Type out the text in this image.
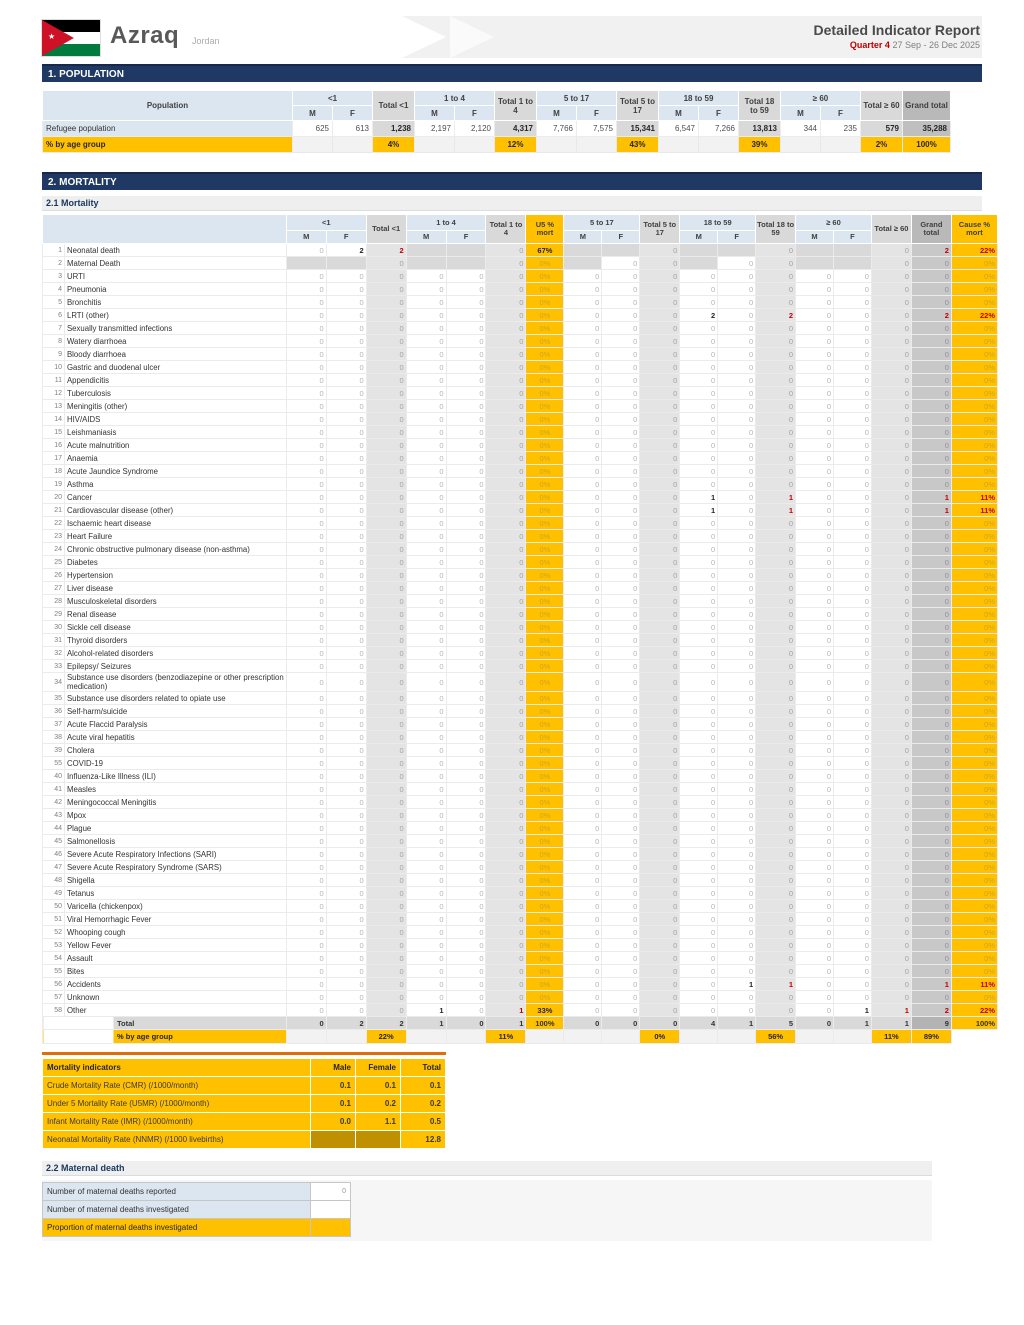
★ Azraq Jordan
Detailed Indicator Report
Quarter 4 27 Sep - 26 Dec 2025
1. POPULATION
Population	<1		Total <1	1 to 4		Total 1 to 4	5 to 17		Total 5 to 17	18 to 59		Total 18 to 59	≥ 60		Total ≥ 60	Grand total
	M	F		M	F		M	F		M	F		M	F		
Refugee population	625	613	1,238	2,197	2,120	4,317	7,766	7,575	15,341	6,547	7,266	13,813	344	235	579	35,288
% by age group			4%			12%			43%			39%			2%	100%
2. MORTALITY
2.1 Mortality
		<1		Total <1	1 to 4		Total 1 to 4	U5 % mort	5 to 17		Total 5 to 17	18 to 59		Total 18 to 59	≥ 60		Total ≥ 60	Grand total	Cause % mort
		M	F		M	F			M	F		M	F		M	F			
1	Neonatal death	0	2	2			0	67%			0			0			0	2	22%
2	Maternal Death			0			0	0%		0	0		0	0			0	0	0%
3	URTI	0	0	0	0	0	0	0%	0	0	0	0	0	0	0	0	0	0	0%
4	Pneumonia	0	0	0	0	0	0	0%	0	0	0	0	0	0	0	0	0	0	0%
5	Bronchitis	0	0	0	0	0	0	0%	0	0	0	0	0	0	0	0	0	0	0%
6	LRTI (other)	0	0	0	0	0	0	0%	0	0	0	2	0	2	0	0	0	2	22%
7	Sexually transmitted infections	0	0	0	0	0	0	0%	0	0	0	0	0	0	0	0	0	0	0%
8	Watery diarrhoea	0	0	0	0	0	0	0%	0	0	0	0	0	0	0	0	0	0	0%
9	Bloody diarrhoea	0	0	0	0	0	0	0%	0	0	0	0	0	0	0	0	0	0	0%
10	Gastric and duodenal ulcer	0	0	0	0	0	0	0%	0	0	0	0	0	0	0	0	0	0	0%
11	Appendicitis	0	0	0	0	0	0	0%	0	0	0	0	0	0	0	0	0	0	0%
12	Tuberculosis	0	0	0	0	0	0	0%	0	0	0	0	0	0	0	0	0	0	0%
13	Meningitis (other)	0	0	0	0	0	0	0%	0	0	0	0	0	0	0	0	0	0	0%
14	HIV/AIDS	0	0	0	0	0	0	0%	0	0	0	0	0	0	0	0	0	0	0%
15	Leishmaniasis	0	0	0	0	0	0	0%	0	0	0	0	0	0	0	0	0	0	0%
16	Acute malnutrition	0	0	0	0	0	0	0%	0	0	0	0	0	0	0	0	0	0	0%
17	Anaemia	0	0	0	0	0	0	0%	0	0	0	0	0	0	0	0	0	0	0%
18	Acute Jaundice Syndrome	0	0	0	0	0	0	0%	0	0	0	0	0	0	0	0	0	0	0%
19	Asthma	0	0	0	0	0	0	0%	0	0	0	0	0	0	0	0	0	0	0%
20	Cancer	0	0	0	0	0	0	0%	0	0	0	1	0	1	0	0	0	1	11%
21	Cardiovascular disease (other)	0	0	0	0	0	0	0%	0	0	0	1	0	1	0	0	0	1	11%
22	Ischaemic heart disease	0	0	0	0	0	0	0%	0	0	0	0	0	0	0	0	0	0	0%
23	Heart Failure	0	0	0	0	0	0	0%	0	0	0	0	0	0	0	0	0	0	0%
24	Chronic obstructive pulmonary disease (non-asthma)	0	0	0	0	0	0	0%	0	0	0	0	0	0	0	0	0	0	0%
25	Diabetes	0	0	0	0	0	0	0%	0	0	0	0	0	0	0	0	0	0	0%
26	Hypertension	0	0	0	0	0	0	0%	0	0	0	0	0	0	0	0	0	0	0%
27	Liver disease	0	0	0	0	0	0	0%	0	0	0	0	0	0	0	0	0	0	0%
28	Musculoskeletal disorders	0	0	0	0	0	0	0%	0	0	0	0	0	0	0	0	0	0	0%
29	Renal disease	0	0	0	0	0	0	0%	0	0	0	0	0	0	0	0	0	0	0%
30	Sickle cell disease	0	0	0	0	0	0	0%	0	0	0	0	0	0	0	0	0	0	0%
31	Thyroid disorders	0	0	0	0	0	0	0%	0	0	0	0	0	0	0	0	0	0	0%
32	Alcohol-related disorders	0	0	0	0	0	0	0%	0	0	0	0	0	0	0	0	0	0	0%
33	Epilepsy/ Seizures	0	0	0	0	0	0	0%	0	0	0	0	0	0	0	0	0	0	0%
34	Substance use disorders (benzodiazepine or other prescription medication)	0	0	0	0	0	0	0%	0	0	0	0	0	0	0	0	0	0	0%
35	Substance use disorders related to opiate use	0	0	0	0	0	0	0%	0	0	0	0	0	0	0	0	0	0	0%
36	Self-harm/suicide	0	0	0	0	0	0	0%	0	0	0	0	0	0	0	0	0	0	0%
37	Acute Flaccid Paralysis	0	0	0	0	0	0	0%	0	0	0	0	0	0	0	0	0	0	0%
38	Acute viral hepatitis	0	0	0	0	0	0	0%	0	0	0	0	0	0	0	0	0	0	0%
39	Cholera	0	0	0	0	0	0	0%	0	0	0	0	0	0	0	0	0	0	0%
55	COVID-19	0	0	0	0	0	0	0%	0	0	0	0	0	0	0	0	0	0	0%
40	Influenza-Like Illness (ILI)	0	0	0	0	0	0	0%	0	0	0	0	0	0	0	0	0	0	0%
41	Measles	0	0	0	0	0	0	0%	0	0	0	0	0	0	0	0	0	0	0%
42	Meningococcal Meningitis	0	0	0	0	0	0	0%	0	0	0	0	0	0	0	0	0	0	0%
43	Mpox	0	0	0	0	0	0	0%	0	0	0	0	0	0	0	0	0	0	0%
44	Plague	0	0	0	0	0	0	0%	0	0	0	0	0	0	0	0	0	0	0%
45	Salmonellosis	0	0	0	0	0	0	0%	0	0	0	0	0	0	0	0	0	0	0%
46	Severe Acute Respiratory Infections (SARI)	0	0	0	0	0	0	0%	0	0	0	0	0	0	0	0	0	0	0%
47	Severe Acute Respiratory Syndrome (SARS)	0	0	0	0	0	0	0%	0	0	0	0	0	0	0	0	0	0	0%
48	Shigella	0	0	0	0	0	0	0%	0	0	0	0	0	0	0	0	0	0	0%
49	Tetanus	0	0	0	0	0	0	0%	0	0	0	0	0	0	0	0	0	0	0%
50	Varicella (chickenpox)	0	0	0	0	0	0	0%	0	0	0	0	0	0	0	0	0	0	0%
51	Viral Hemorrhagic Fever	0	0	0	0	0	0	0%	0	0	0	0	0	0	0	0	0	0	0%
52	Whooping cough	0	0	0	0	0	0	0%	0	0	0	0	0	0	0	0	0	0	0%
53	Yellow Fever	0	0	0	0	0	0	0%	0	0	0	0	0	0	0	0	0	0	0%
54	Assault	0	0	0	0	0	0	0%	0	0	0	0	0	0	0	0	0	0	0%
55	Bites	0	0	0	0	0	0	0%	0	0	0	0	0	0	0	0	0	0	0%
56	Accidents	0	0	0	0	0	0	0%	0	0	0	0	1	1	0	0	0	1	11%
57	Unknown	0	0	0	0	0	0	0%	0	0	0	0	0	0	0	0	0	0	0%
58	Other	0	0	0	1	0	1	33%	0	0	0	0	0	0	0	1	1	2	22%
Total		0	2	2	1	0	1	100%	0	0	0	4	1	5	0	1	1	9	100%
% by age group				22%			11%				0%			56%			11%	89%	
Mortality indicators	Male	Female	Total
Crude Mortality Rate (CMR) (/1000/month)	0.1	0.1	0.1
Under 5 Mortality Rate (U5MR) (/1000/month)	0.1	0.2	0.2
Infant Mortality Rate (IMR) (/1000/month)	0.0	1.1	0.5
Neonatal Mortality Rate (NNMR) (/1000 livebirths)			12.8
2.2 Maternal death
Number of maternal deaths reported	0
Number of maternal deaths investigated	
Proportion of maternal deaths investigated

▶ _YOUR INSTRUCTIONS_:
Where a line of the data holds the word "Total", copy that line.

▶ _TASK SOLUTION_:
Population	<1		Total <1	1 to 4		Total 1 to 4	5 to 17		Total 5 to 17	18 to 59		Total 18 to 59	≥ 60		Total ≥ 60	Grand total
		<1		Total <1	1 to 4		Total 1 to 4	U5 % mort	5 to 17		Total 5 to 17	18 to 59		Total 18 to 59	≥ 60		Total ≥ 60	Grand total	Cause % mort
Total		0	2	2	1	0	1	100%	0	0	0	4	1	5	0	1	1	9	100%
Mortality indicators	Male	Female	Total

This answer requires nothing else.